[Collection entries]

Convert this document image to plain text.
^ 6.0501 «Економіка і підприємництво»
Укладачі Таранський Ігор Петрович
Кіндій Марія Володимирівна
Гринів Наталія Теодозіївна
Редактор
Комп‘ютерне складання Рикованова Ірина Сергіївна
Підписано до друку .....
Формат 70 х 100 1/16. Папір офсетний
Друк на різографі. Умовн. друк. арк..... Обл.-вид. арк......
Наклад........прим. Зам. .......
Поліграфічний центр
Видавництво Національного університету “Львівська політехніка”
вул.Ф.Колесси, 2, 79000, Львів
==
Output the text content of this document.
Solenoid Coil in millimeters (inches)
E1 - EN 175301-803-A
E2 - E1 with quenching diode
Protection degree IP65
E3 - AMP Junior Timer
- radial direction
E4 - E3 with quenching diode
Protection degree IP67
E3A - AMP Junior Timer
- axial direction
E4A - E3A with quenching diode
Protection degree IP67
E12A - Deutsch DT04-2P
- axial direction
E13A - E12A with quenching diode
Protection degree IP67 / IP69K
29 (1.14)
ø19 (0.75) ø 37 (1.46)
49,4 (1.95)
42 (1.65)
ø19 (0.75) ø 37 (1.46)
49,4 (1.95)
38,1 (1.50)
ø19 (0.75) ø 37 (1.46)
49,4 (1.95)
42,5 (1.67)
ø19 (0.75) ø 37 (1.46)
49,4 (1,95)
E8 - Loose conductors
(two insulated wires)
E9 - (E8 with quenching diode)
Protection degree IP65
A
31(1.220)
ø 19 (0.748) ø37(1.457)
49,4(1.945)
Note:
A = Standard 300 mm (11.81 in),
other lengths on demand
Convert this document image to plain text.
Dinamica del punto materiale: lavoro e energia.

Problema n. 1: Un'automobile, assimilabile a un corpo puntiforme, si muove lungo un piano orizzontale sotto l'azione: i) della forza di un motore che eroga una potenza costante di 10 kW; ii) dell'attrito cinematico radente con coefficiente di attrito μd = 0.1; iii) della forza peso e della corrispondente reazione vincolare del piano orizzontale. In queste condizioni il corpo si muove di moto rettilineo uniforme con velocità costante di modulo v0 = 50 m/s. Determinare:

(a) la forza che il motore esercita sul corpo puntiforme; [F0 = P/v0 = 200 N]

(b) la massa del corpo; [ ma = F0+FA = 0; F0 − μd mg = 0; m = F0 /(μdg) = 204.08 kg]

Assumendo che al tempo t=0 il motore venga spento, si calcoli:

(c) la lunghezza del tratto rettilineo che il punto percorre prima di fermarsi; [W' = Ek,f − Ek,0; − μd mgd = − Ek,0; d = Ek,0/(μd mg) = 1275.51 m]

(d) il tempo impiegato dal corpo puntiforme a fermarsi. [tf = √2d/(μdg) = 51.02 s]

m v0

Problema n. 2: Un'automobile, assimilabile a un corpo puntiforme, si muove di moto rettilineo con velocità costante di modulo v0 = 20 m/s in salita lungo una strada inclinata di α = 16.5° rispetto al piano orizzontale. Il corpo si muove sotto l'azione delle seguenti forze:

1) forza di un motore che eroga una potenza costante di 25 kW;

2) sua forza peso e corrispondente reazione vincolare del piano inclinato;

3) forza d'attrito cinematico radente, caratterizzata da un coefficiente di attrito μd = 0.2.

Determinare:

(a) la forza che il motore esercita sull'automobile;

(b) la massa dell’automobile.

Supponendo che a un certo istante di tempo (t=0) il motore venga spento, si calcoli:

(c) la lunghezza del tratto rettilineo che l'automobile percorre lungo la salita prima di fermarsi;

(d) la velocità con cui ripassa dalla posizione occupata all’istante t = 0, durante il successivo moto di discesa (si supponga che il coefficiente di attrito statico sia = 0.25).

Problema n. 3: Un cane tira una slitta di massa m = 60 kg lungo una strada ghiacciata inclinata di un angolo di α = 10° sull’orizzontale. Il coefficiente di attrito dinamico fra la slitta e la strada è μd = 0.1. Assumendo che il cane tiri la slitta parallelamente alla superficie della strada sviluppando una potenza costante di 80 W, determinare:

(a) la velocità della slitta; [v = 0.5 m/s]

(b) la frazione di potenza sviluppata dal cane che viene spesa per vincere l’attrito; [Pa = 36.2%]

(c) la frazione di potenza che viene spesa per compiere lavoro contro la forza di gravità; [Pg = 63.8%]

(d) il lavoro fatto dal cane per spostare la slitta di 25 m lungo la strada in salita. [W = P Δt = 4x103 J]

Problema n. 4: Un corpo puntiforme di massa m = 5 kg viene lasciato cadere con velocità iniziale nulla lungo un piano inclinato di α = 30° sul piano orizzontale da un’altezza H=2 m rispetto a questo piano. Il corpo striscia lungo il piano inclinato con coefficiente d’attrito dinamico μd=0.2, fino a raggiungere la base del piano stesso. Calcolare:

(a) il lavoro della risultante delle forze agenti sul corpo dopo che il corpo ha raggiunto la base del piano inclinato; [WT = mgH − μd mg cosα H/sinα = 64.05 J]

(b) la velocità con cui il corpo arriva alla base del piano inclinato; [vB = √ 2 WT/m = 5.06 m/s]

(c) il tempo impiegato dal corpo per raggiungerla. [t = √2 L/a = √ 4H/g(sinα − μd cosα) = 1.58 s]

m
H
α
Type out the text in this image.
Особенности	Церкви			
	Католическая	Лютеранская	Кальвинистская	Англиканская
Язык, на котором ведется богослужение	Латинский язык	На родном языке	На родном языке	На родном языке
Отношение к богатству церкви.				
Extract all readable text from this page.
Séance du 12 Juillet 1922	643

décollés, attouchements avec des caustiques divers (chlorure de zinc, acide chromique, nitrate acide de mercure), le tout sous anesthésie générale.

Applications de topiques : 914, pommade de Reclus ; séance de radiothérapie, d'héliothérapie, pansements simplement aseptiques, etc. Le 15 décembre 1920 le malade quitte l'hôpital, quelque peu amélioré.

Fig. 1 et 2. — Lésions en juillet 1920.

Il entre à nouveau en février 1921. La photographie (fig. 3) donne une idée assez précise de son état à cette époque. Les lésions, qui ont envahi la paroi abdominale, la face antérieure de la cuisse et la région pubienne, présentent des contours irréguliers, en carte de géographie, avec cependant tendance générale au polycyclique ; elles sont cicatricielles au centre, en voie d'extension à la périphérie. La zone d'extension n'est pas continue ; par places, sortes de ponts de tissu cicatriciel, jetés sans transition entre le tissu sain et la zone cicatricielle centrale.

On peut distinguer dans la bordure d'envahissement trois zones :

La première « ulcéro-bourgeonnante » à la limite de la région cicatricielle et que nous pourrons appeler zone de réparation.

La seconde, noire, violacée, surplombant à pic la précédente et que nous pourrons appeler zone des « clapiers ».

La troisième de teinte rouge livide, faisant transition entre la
...
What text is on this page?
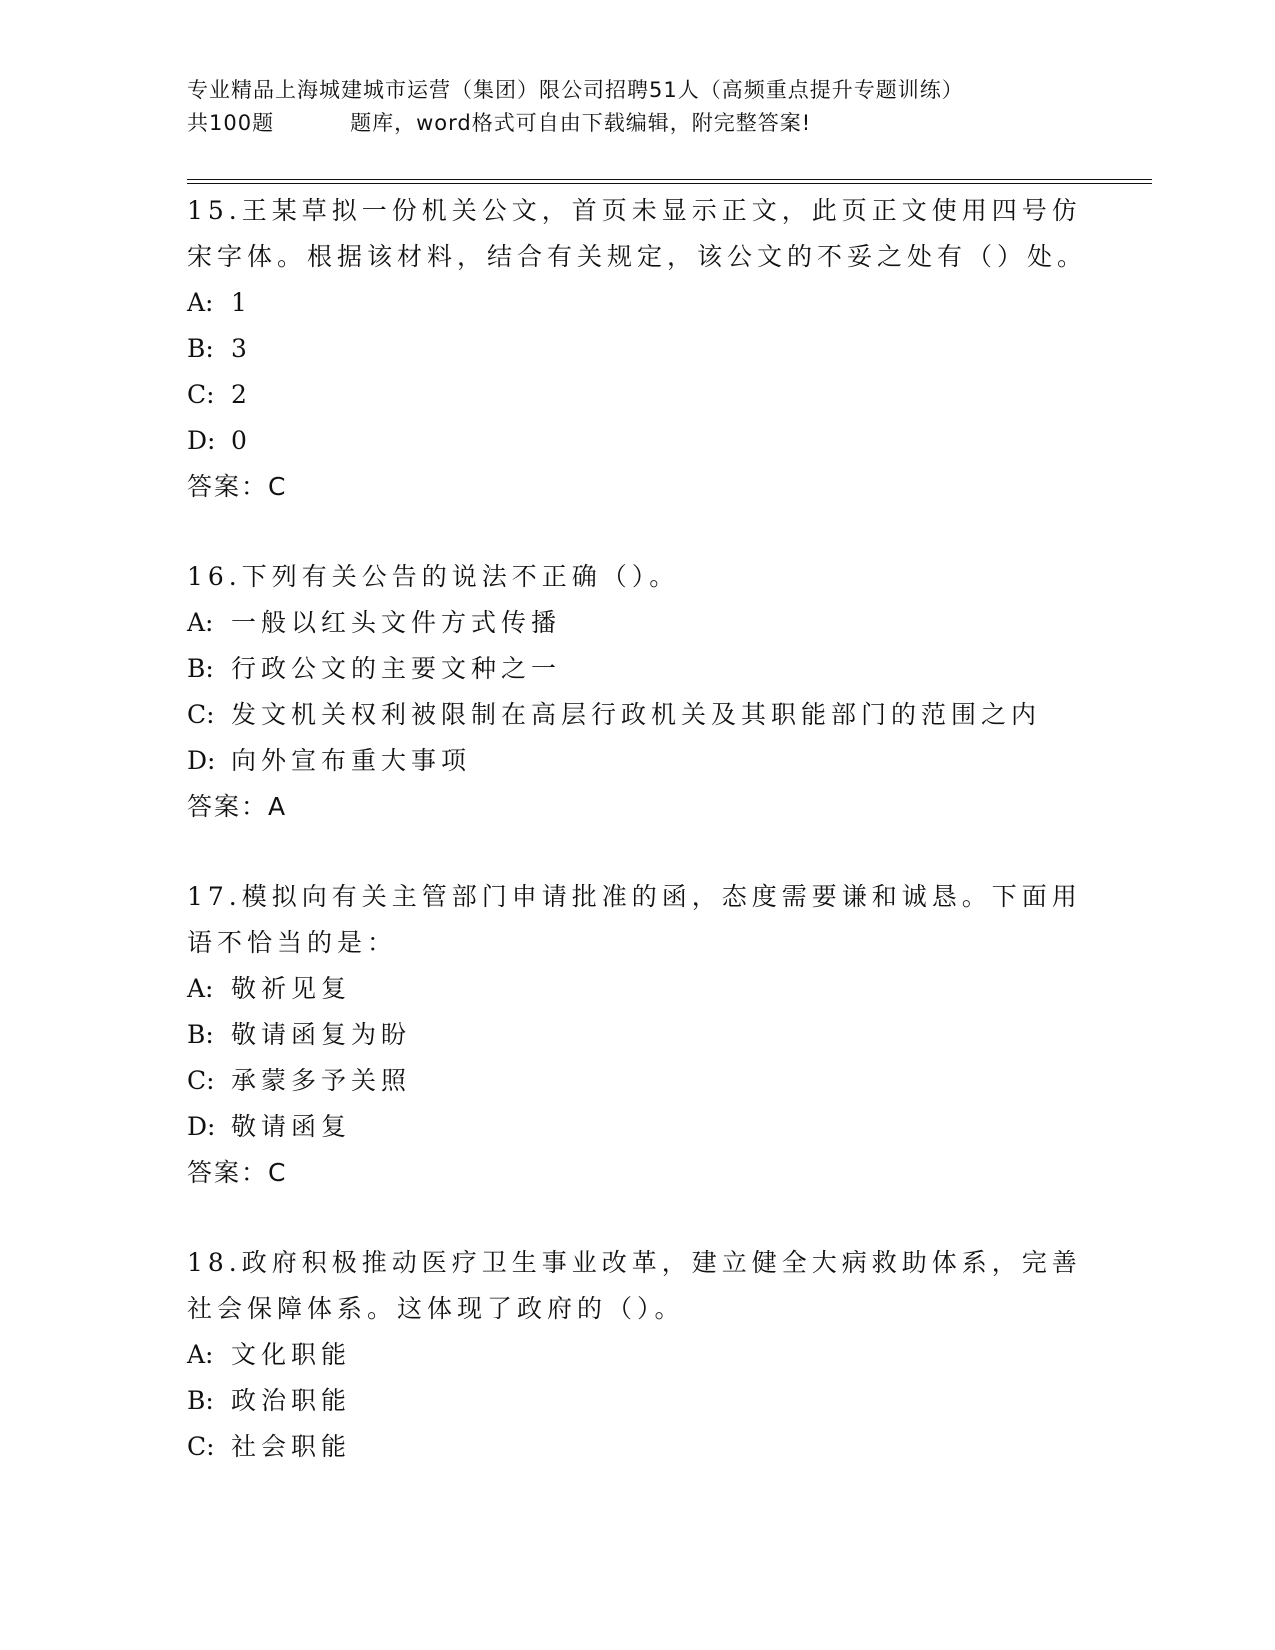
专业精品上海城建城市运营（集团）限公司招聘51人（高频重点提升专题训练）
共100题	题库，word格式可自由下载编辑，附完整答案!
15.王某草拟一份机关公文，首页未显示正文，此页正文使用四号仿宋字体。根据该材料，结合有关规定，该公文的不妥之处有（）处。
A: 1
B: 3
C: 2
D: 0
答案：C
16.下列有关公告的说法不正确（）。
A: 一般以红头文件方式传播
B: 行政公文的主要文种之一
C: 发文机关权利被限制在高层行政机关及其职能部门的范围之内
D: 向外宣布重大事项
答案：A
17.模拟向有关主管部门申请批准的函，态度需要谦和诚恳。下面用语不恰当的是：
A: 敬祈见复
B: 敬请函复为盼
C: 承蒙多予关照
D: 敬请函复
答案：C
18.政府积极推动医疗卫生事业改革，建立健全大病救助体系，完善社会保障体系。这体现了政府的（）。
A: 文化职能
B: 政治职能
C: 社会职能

◆ TASK GOAL
Extract all lines of the records above that include "lunghezza".

◆ SOLUTION BELOW
(c) la lunghezza del tratto rettilineo che il punto percorre prima di fermarsi; [W' = Ek,f − Ek,0; − μd mgd = − Ek,0; d = Ek,0/(μd mg) = 1275.51 m]
(c) la lunghezza del tratto rettilineo che l'automobile percorre lungo la salita prima di fermarsi;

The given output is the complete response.